Task instructions →
Each entry in the listing below should be restated word for word.
********
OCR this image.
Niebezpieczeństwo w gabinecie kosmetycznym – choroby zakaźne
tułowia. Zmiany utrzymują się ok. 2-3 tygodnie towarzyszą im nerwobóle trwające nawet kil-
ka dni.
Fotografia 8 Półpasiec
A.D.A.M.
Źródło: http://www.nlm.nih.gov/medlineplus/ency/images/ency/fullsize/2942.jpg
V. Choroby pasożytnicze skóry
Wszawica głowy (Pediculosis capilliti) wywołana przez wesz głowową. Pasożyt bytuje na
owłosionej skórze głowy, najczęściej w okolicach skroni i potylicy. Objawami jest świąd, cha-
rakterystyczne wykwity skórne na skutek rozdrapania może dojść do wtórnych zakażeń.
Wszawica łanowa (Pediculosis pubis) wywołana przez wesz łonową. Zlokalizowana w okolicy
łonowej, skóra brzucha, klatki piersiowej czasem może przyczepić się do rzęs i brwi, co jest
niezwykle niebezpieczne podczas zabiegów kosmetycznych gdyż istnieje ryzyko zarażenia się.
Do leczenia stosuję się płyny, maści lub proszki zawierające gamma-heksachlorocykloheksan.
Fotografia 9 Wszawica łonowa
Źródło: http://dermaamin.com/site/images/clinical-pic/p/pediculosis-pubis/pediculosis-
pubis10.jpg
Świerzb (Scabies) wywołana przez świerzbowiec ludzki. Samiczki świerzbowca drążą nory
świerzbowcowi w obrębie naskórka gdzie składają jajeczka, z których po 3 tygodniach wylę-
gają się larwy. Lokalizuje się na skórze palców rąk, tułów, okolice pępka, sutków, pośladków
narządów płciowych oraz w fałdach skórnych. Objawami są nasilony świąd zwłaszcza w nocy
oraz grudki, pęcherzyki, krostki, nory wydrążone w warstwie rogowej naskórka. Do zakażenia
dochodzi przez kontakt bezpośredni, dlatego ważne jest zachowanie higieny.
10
********
Right answer →
OCR this image.
Niebezpieczeństwo w gabinecie kosmetycznym – choroby zakaźne
tułowia. Zmiany utrzymują się ok. 2-3 tygodnie towarzyszą im nerwobóle trwające nawet kil-
ka dni.
Fotografia 8 Półpasiec
A.D.A.M.
Źródło: http://www.nlm.nih.gov/medlineplus/ency/images/ency/fullsize/2942.jpg
V. Choroby pasożytnicze skóry
Wszawica głowy (Pediculosis capilliti) wywołana przez wesz głowową. Pasożyt bytuje na
owłosionej skórze głowy, najczęściej w okolicach skroni i potylicy. Objawami jest świąd, cha-
rakterystyczne wykwity skórne na skutek rozdrapania może dojść do wtórnych zakażeń.
Wszawica łanowa (Pediculosis pubis) wywołana przez wesz łonową. Zlokalizowana w okolicy
łonowej, skóra brzucha, klatki piersiowej czasem może przyczepić się do rzęs i brwi, co jest
niezwykle niebezpieczne podczas zabiegów kosmetycznych gdyż istnieje ryzyko zarażenia się.
Do leczenia stosuję się płyny, maści lub proszki zawierające gamma-heksachlorocykloheksan.
Fotografia 9 Wszawica łonowa
Źródło: http://dermaamin.com/site/images/clinical-pic/p/pediculosis-pubis/pediculosis-
pubis10.jpg
Świerzb (Scabies) wywołana przez świerzbowiec ludzki. Samiczki świerzbowca drążą nory
świerzbowcowi w obrębie naskórka gdzie składają jajeczka, z których po 3 tygodniach wylę-
gają się larwy. Lokalizuje się na skórze palców rąk, tułów, okolice pępka, sutków, pośladków
narządów płciowych oraz w fałdach skórnych. Objawami są nasilony świąd zwłaszcza w nocy
oraz grudki, pęcherzyki, krostki, nory wydrążone w warstwie rogowej naskórka. Do zakażenia
dochodzi przez kontakt bezpośredni, dlatego ważne jest zachowanie higieny.
10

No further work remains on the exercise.